◆ **Exercise material**
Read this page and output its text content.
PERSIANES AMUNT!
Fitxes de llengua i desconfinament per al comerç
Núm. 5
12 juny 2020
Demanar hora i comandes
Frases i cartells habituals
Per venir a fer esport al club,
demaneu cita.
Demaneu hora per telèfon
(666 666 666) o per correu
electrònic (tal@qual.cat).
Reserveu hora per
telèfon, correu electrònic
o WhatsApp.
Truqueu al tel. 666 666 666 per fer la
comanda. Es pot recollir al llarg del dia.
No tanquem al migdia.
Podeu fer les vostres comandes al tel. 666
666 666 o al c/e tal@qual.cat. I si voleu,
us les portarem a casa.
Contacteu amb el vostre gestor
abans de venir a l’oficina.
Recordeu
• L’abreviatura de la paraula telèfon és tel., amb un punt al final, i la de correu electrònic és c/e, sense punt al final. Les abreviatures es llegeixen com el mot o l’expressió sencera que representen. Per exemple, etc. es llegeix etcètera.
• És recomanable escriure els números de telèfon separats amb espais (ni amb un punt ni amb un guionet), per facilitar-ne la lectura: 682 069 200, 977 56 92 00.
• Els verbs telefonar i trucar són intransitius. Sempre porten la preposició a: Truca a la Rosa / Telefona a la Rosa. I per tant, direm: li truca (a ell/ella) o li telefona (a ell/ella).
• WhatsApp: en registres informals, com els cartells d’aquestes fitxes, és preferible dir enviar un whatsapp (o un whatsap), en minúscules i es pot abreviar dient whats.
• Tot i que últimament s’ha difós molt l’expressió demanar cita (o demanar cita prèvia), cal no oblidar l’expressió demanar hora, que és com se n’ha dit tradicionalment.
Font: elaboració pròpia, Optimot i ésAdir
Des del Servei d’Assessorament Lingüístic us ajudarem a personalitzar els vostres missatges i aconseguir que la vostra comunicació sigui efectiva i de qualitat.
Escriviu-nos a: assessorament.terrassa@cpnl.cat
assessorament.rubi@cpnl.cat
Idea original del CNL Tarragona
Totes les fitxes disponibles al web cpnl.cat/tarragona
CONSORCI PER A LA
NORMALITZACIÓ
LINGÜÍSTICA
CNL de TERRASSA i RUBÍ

◆ **Exercise requirements**
Word for word, restate all of the data shown above.

◆ **Complete response**
Read this page and output its text content.
PERSIANES AMUNT!
Fitxes de llengua i desconfinament per al comerç
Núm. 5
12 juny 2020
Demanar hora i comandes
Frases i cartells habituals
Per venir a fer esport al club,
demaneu cita.
Demaneu hora per telèfon
(666 666 666) o per correu
electrònic (tal@qual.cat).
Reserveu hora per
telèfon, correu electrònic
o WhatsApp.
Truqueu al tel. 666 666 666 per fer la
comanda. Es pot recollir al llarg del dia.
No tanquem al migdia.
Podeu fer les vostres comandes al tel. 666
666 666 o al c/e tal@qual.cat. I si voleu,
us les portarem a casa.
Contacteu amb el vostre gestor
abans de venir a l’oficina.
Recordeu
• L’abreviatura de la paraula telèfon és tel., amb un punt al final, i la de correu electrònic és c/e, sense punt al final. Les abreviatures es llegeixen com el mot o l’expressió sencera que representen. Per exemple, etc. es llegeix etcètera.
• És recomanable escriure els números de telèfon separats amb espais (ni amb un punt ni amb un guionet), per facilitar-ne la lectura: 682 069 200, 977 56 92 00.
• Els verbs telefonar i trucar són intransitius. Sempre porten la preposició a: Truca a la Rosa / Telefona a la Rosa. I per tant, direm: li truca (a ell/ella) o li telefona (a ell/ella).
• WhatsApp: en registres informals, com els cartells d’aquestes fitxes, és preferible dir enviar un whatsapp (o un whatsap), en minúscules i es pot abreviar dient whats.
• Tot i que últimament s’ha difós molt l’expressió demanar cita (o demanar cita prèvia), cal no oblidar l’expressió demanar hora, que és com se n’ha dit tradicionalment.
Font: elaboració pròpia, Optimot i ésAdir
Des del Servei d’Assessorament Lingüístic us ajudarem a personalitzar els vostres missatges i aconseguir que la vostra comunicació sigui efectiva i de qualitat.
Escriviu-nos a: assessorament.terrassa@cpnl.cat
assessorament.rubi@cpnl.cat
Idea original del CNL Tarragona
Totes les fitxes disponibles al web cpnl.cat/tarragona
CONSORCI PER A LA
NORMALITZACIÓ
LINGÜÍSTICA
CNL de TERRASSA i RUBÍ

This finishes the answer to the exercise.